-- BEGIN Extracted entries --

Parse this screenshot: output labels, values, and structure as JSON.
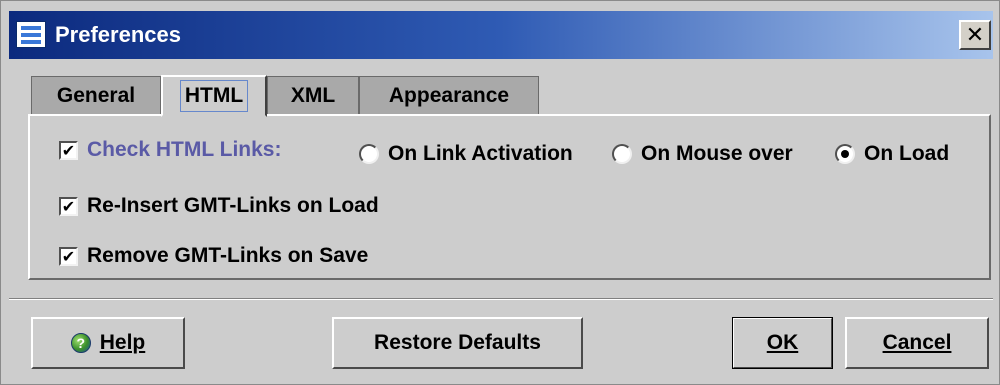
{
  "window": {
    "title": "Preferences",
    "close_glyph": "✕"
  },
  "tabs": [
    {
      "label": "General",
      "active": false
    },
    {
      "label": "HTML",
      "active": true
    },
    {
      "label": "XML",
      "active": false
    },
    {
      "label": "Appearance",
      "active": false
    }
  ],
  "options": {
    "check_html_links": {
      "label": "Check HTML Links:",
      "checked": true,
      "mark": "✔",
      "color": "#5a5aa6"
    },
    "radios": [
      {
        "label": "On Link Activation",
        "selected": false
      },
      {
        "label": "On Mouse over",
        "selected": false
      },
      {
        "label": "On Load",
        "selected": true
      }
    ],
    "reinsert": {
      "label": "Re-Insert GMT-Links on Load",
      "checked": true,
      "mark": "✔"
    },
    "remove": {
      "label": "Remove GMT-Links on Save",
      "checked": true,
      "mark": "✔"
    }
  },
  "buttons": {
    "help": "Help",
    "help_icon": "help-globe-icon",
    "restore": "Restore Defaults",
    "ok": "OK",
    "cancel": "Cancel"
  },
  "colors": {
    "title_bar_start": "#0c2a7e",
    "title_bar_end": "#a8c4ec",
    "dialog_bg": "#cdcdcd"
  }
}
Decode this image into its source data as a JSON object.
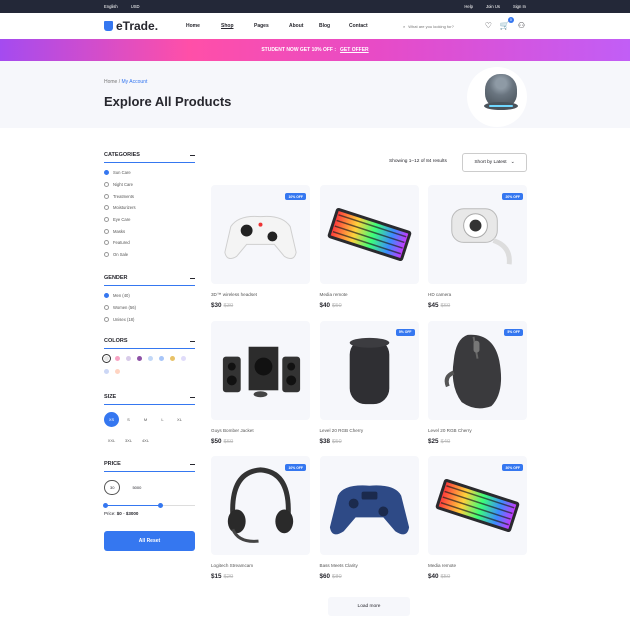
{
  "topbar": {
    "language": "English",
    "currency": "USD",
    "help": "Help",
    "join": "Join Us",
    "signin": "Sign In"
  },
  "header": {
    "logo": "eTrade.",
    "nav": [
      "Home",
      "Shop",
      "Pages",
      "About",
      "Blog",
      "Contact"
    ],
    "search_placeholder": "What are you looking for?",
    "cart_count": "0"
  },
  "promo": {
    "text": "STUDENT NOW GET 10% OFF :",
    "link": "GET OFFER"
  },
  "hero": {
    "breadcrumb_home": "Home",
    "breadcrumb_sep": "/",
    "breadcrumb_current": "My Account",
    "title": "Explore All Products"
  },
  "filters": {
    "categories": {
      "title": "CATEGORIES",
      "items": [
        "Sun Care",
        "Night Care",
        "Treatments",
        "Moisturizers",
        "Eye Care",
        "Masks",
        "Featured",
        "On Sale"
      ]
    },
    "gender": {
      "title": "GENDER",
      "items": [
        "Men (40)",
        "Women (56)",
        "Unisex (18)"
      ]
    },
    "colors": {
      "title": "COLORS",
      "swatches": [
        "#e7e7e7",
        "#f7a3c3",
        "#d8cbe9",
        "#8e52a6",
        "#c3d8f7",
        "#a7c5f8",
        "#e8c268",
        "#e0dcfa",
        "#ccd7f5",
        "#ffd4c2"
      ]
    },
    "size": {
      "title": "SIZE",
      "items": [
        "XS",
        "S",
        "M",
        "L",
        "XL",
        "XXL",
        "3XL",
        "4XL"
      ]
    },
    "price": {
      "title": "PRICE",
      "min": "30",
      "max": "5000",
      "range_label": "Price:",
      "range_from": "$0",
      "range_sep": "-",
      "range_to": "$3000"
    },
    "reset": "All Reset"
  },
  "toolbar": {
    "showing": "Showing 1–12 of 84 results",
    "sort": "Short by Latest"
  },
  "products": [
    {
      "name": "3D™ wireless headset",
      "price": "$30",
      "old": "$30",
      "off": "10% OFF",
      "img": "gamepad-white"
    },
    {
      "name": "Media remote",
      "price": "$40",
      "old": "$50",
      "off": "",
      "img": "keyboard"
    },
    {
      "name": "HD camera",
      "price": "$45",
      "old": "$60",
      "off": "20% OFF",
      "img": "webcam"
    },
    {
      "name": "Guys Bomber Jacket",
      "price": "$50",
      "old": "$60",
      "off": "",
      "img": "speakers"
    },
    {
      "name": "Level 20 RGB Cherry",
      "price": "$38",
      "old": "$50",
      "off": "5% OFF",
      "img": "smart-speaker"
    },
    {
      "name": "Level 20 RGB Cherry",
      "price": "$25",
      "old": "$40",
      "off": "5% OFF",
      "img": "mouse"
    },
    {
      "name": "Logitech Streamcam",
      "price": "$15",
      "old": "$20",
      "off": "10% OFF",
      "img": "headset"
    },
    {
      "name": "Bass Meets Clarity",
      "price": "$60",
      "old": "$80",
      "off": "",
      "img": "gamepad-blue"
    },
    {
      "name": "Media remote",
      "price": "$40",
      "old": "$50",
      "off": "30% OFF",
      "img": "keyboard"
    }
  ],
  "load_more": "Load more"
}
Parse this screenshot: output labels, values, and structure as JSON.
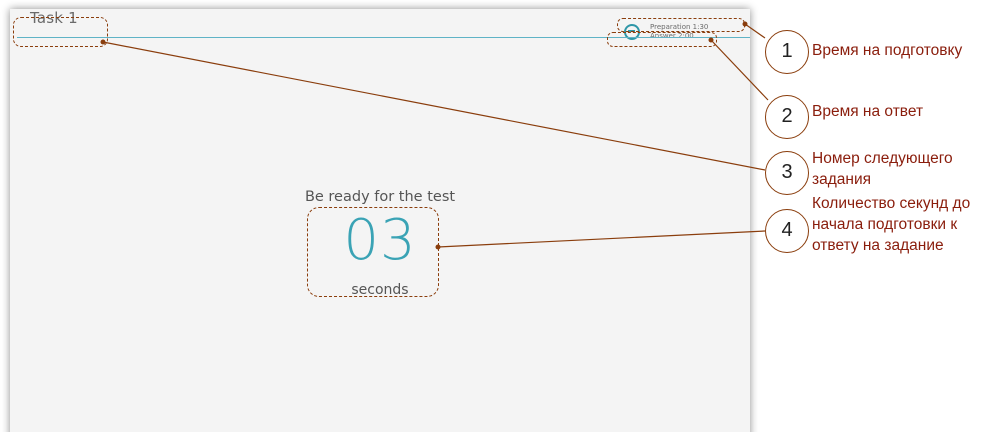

-- END Extracted entries --

● Task to complete: Retype the records exactly. Any image in them should not appear in what you write.

● Task solution:
Parse this screenshot: output labels, values, and structure as JSON.
{
  "window": {
    "title": "Preferences",
    "close_glyph": "✕"
  },
  "tabs": [
    {
      "label": "General",
      "active": false
    },
    {
      "label": "HTML",
      "active": true
    },
    {
      "label": "XML",
      "active": false
    },
    {
      "label": "Appearance",
      "active": false
    }
  ],
  "options": {
    "check_html_links": {
      "label": "Check HTML Links:",
      "checked": true,
      "mark": "✔",
      "color": "#5a5aa6"
    },
    "radios": [
      {
        "label": "On Link Activation",
        "selected": false
      },
      {
        "label": "On Mouse over",
        "selected": false
      },
      {
        "label": "On Load",
        "selected": true
      }
    ],
    "reinsert": {
      "label": "Re-Insert GMT-Links on Load",
      "checked": true,
      "mark": "✔"
    },
    "remove": {
      "label": "Remove GMT-Links on Save",
      "checked": true,
      "mark": "✔"
    }
  },
  "buttons": {
    "help": "Help",
    "help_icon": "help-globe-icon",
    "restore": "Restore Defaults",
    "ok": "OK",
    "cancel": "Cancel"
  },
  "colors": {
    "title_bar_start": "#0c2a7e",
    "title_bar_end": "#a8c4ec",
    "dialog_bg": "#cdcdcd"
  }
}
Decode this image into its source data as a JSON object.
{
  "topbar": {
    "language": "English",
    "currency": "USD",
    "help": "Help",
    "join": "Join Us",
    "signin": "Sign In"
  },
  "header": {
    "logo": "eTrade.",
    "nav": [
      "Home",
      "Shop",
      "Pages",
      "About",
      "Blog",
      "Contact"
    ],
    "search_placeholder": "What are you looking for?",
    "cart_count": "0"
  },
  "promo": {
    "text": "STUDENT NOW GET 10% OFF :",
    "link": "GET OFFER"
  },
  "hero": {
    "breadcrumb_home": "Home",
    "breadcrumb_sep": "/",
    "breadcrumb_current": "My Account",
    "title": "Explore All Products"
  },
  "filters": {
    "categories": {
      "title": "CATEGORIES",
      "items": [
        "Sun Care",
        "Night Care",
        "Treatments",
        "Moisturizers",
        "Eye Care",
        "Masks",
        "Featured",
        "On Sale"
      ]
    },
    "gender": {
      "title": "GENDER",
      "items": [
        "Men (40)",
        "Women (56)",
        "Unisex (18)"
      ]
    },
    "colors": {
      "title": "COLORS",
      "swatches": [
        "#e7e7e7",
        "#f7a3c3",
        "#d8cbe9",
        "#8e52a6",
        "#c3d8f7",
        "#a7c5f8",
        "#e8c268",
        "#e0dcfa",
        "#ccd7f5",
        "#ffd4c2"
      ]
    },
    "size": {
      "title": "SIZE",
      "items": [
        "XS",
        "S",
        "M",
        "L",
        "XL",
        "XXL",
        "3XL",
        "4XL"
      ]
    },
    "price": {
      "title": "PRICE",
      "min": "30",
      "max": "5000",
      "range_label": "Price:",
      "range_from": "$0",
      "range_sep": "-",
      "range_to": "$3000"
    },
    "reset": "All Reset"
  },
  "toolbar": {
    "showing": "Showing 1–12 of 84 results",
    "sort": "Short by Latest"
  },
  "products": [
    {
      "name": "3D™ wireless headset",
      "price": "$30",
      "old": "$30",
      "off": "10% OFF",
      "img": "gamepad-white"
    },
    {
      "name": "Media remote",
      "price": "$40",
      "old": "$50",
      "off": "",
      "img": "keyboard"
    },
    {
      "name": "HD camera",
      "price": "$45",
      "old": "$60",
      "off": "20% OFF",
      "img": "webcam"
    },
    {
      "name": "Guys Bomber Jacket",
      "price": "$50",
      "old": "$60",
      "off": "",
      "img": "speakers"
    },
    {
      "name": "Level 20 RGB Cherry",
      "price": "$38",
      "old": "$50",
      "off": "5% OFF",
      "img": "smart-speaker"
    },
    {
      "name": "Level 20 RGB Cherry",
      "price": "$25",
      "old": "$40",
      "off": "5% OFF",
      "img": "mouse"
    },
    {
      "name": "Logitech Streamcam",
      "price": "$15",
      "old": "$20",
      "off": "10% OFF",
      "img": "headset"
    },
    {
      "name": "Bass Meets Clarity",
      "price": "$60",
      "old": "$80",
      "off": "",
      "img": "gamepad-blue"
    },
    {
      "name": "Media remote",
      "price": "$40",
      "old": "$50",
      "off": "30% OFF",
      "img": "keyboard"
    }
  ],
  "load_more": "Load more"
}
Parse this screenshot: output labels, values, and structure as JSON.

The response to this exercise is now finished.